Stored items:
□ □ □ □ □ □ □
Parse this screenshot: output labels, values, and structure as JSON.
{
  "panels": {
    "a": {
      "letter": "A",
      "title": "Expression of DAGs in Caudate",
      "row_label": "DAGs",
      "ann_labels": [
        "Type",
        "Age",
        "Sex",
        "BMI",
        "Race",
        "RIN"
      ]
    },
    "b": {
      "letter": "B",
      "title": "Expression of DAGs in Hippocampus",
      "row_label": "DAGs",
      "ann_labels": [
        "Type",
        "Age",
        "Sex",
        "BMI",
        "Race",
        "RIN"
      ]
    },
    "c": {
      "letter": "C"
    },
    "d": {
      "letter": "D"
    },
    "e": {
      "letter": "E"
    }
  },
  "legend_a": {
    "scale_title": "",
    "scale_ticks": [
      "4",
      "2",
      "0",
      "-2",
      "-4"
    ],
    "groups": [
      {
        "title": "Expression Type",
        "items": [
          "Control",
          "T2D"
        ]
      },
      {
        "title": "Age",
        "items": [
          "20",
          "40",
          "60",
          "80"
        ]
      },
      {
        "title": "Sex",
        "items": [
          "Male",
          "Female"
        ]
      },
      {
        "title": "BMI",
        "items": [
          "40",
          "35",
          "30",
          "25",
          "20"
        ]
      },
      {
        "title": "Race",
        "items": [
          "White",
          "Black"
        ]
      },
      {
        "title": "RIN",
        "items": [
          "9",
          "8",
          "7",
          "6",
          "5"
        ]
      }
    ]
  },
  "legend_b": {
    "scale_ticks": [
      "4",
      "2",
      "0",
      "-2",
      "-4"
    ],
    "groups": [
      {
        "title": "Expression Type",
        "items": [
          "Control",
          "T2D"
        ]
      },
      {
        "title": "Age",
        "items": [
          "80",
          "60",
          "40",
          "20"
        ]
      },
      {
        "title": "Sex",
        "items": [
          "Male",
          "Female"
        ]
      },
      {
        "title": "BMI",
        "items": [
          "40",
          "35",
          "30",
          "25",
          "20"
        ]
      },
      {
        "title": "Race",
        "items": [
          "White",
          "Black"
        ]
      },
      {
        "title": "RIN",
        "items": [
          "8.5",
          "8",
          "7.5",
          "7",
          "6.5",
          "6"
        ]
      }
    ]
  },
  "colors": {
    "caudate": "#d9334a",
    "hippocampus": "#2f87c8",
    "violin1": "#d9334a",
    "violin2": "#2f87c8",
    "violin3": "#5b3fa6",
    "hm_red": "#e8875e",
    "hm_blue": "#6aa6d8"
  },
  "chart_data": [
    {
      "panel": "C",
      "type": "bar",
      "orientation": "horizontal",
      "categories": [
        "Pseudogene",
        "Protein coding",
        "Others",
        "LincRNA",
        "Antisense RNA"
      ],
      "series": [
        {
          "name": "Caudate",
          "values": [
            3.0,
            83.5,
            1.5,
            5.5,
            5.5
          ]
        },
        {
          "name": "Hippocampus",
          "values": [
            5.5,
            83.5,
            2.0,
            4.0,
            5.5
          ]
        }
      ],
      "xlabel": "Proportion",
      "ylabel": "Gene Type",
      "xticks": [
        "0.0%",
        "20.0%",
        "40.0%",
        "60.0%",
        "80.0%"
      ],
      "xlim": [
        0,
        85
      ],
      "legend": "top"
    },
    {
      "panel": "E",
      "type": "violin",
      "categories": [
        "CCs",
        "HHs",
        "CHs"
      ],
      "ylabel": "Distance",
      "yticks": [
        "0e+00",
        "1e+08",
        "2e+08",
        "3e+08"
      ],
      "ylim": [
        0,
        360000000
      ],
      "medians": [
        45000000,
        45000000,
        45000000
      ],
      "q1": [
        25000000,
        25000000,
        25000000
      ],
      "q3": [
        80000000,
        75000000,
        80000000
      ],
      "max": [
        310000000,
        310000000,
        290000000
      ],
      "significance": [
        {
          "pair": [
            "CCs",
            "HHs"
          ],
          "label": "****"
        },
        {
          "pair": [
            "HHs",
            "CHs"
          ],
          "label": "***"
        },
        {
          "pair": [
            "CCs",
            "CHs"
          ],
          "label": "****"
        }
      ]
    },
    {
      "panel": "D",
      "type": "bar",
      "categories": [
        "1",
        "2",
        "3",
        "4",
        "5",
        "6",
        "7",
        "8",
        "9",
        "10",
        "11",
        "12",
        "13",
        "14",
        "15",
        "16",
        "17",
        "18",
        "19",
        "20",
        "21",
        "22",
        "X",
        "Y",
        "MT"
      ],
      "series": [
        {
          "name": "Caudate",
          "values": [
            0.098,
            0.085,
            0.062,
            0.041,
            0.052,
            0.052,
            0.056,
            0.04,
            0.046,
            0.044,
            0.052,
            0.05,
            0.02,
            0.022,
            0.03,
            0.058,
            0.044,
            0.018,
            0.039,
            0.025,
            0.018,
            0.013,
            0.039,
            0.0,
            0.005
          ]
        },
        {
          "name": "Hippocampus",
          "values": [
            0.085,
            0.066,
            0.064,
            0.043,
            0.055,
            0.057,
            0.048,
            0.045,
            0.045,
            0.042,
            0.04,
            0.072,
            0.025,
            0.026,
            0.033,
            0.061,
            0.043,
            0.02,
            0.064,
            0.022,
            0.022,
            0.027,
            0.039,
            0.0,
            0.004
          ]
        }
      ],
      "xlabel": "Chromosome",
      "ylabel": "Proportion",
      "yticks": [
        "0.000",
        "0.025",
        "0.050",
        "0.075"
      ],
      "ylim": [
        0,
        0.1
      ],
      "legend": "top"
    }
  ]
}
□ □ □ □ □ □ □
- **EXERCISE REQUIREMENTS**: Search the records line by line for the word "ylabel" and copy every line where it appears.

- **RESULT OF THIS EXERCISE**:
      "ylabel": "Gene Type",
      "ylabel": "Distance",
      "ylabel": "Proportion",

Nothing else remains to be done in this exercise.